* BEGIN EXCERPTED DATA *

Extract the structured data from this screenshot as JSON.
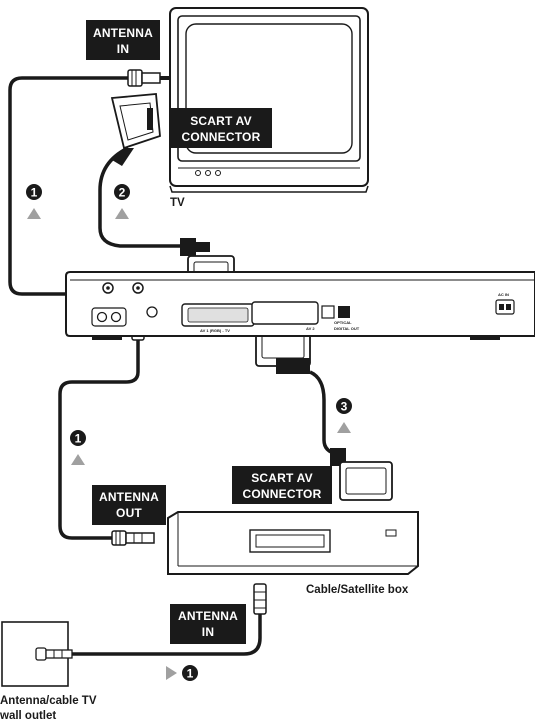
{
  "labels": {
    "antenna_in_tv": [
      "ANTENNA",
      "IN"
    ],
    "scart_tv": [
      "SCART AV",
      "CONNECTOR"
    ],
    "scart_box": [
      "SCART AV",
      "CONNECTOR"
    ],
    "antenna_out": [
      "ANTENNA",
      "OUT"
    ],
    "antenna_in_box": [
      "ANTENNA",
      "IN"
    ]
  },
  "captions": {
    "tv": "TV",
    "cable_box": "Cable/Satellite box",
    "wall_outlet": [
      "Antenna/cable TV",
      "wall outlet"
    ]
  },
  "steps": {
    "antenna_tv": "1",
    "scart_tv": "2",
    "scart_box": "3",
    "antenna_out": "1",
    "wall": "1"
  },
  "recorder_labels": {
    "ac_in": "AC IN",
    "av1": "AV 1 (RGB) - TV",
    "av2": "AV 2",
    "optical": "OPTICAL",
    "digital_out": "DIGITAL OUT"
  }
}
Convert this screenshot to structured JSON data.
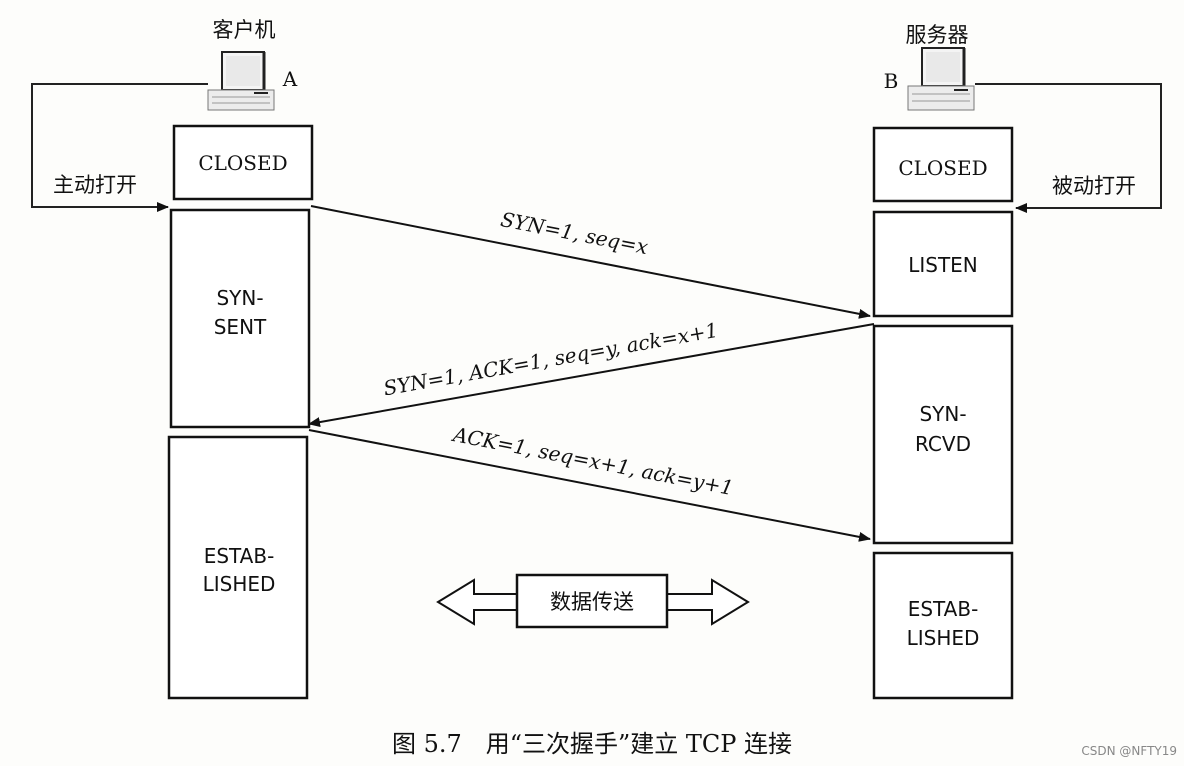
{
  "host_a": {
    "name": "客户机",
    "letter": "A",
    "action": "主动打开"
  },
  "host_b": {
    "name": "服务器",
    "letter": "B",
    "action": "被动打开"
  },
  "client_states": {
    "closed": "CLOSED",
    "syn_sent": [
      "SYN-",
      "SENT"
    ],
    "established": [
      "ESTAB-",
      "LISHED"
    ]
  },
  "server_states": {
    "closed": "CLOSED",
    "listen": "LISTEN",
    "syn_rcvd": [
      "SYN-",
      "RCVD"
    ],
    "established": [
      "ESTAB-",
      "LISHED"
    ]
  },
  "messages": {
    "syn": "SYN=1, seq=x",
    "syn_ack": "SYN=1, ACK=1, seq=y, ack=x+1",
    "ack": "ACK=1, seq=x+1, ack=y+1"
  },
  "data_transfer": "数据传送",
  "caption": "图 5.7　用“三次握手”建立 TCP 连接",
  "watermark": "CSDN @NFTY19"
}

* END EXCERPTED DATA *

TASK TO CARRY OUT:
Reproduce each record above by retyping it exactly; omit all images.

EXERCISE RESULT:
Extract the structured data from this screenshot as JSON.
{
  "labels": {
    "antenna_in_tv": [
      "ANTENNA",
      "IN"
    ],
    "scart_tv": [
      "SCART AV",
      "CONNECTOR"
    ],
    "scart_box": [
      "SCART AV",
      "CONNECTOR"
    ],
    "antenna_out": [
      "ANTENNA",
      "OUT"
    ],
    "antenna_in_box": [
      "ANTENNA",
      "IN"
    ]
  },
  "captions": {
    "tv": "TV",
    "cable_box": "Cable/Satellite box",
    "wall_outlet": [
      "Antenna/cable TV",
      "wall outlet"
    ]
  },
  "steps": {
    "antenna_tv": "1",
    "scart_tv": "2",
    "scart_box": "3",
    "antenna_out": "1",
    "wall": "1"
  },
  "recorder_labels": {
    "ac_in": "AC IN",
    "av1": "AV 1 (RGB) - TV",
    "av2": "AV 2",
    "optical": "OPTICAL",
    "digital_out": "DIGITAL OUT"
  }
}
Convert this screenshot to structured JSON data.
{
  "host_a": {
    "name": "客户机",
    "letter": "A",
    "action": "主动打开"
  },
  "host_b": {
    "name": "服务器",
    "letter": "B",
    "action": "被动打开"
  },
  "client_states": {
    "closed": "CLOSED",
    "syn_sent": [
      "SYN-",
      "SENT"
    ],
    "established": [
      "ESTAB-",
      "LISHED"
    ]
  },
  "server_states": {
    "closed": "CLOSED",
    "listen": "LISTEN",
    "syn_rcvd": [
      "SYN-",
      "RCVD"
    ],
    "established": [
      "ESTAB-",
      "LISHED"
    ]
  },
  "messages": {
    "syn": "SYN=1, seq=x",
    "syn_ack": "SYN=1, ACK=1, seq=y, ack=x+1",
    "ack": "ACK=1, seq=x+1, ack=y+1"
  },
  "data_transfer": "数据传送",
  "caption": "图 5.7　用“三次握手”建立 TCP 连接",
  "watermark": "CSDN @NFTY19"
}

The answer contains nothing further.